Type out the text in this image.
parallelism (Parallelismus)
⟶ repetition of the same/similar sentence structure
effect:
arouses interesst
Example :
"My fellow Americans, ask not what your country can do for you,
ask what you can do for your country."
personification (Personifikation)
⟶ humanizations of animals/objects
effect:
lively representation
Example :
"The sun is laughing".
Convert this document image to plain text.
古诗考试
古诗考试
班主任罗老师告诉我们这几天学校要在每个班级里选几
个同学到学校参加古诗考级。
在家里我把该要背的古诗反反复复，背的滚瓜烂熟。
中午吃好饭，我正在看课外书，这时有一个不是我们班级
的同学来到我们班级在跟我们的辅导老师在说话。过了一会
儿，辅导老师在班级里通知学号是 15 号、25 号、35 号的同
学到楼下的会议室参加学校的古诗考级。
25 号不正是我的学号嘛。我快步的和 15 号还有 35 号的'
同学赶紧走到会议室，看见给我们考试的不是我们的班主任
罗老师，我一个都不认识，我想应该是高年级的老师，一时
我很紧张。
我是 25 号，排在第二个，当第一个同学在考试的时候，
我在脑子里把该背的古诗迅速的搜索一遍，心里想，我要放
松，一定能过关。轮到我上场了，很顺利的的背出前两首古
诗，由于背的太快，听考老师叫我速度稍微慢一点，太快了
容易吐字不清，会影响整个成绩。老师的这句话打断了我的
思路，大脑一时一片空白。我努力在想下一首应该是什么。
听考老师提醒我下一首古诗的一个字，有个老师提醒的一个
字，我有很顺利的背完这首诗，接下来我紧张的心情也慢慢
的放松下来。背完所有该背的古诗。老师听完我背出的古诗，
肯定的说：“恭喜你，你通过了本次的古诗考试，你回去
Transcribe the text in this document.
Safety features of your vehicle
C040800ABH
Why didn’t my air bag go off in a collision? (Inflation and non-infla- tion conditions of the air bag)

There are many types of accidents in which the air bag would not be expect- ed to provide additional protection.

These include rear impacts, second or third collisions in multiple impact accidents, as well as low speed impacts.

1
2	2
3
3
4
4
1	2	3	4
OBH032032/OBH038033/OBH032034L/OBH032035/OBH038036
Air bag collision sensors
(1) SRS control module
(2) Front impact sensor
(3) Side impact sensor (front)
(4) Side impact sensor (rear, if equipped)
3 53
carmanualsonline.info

Work to complete:
Search the entries for "your" and copy out each line that has it.

In response:
"My fellow Americans, ask not what your country can do for you,
ask what you can do for your country."
Safety features of your vehicle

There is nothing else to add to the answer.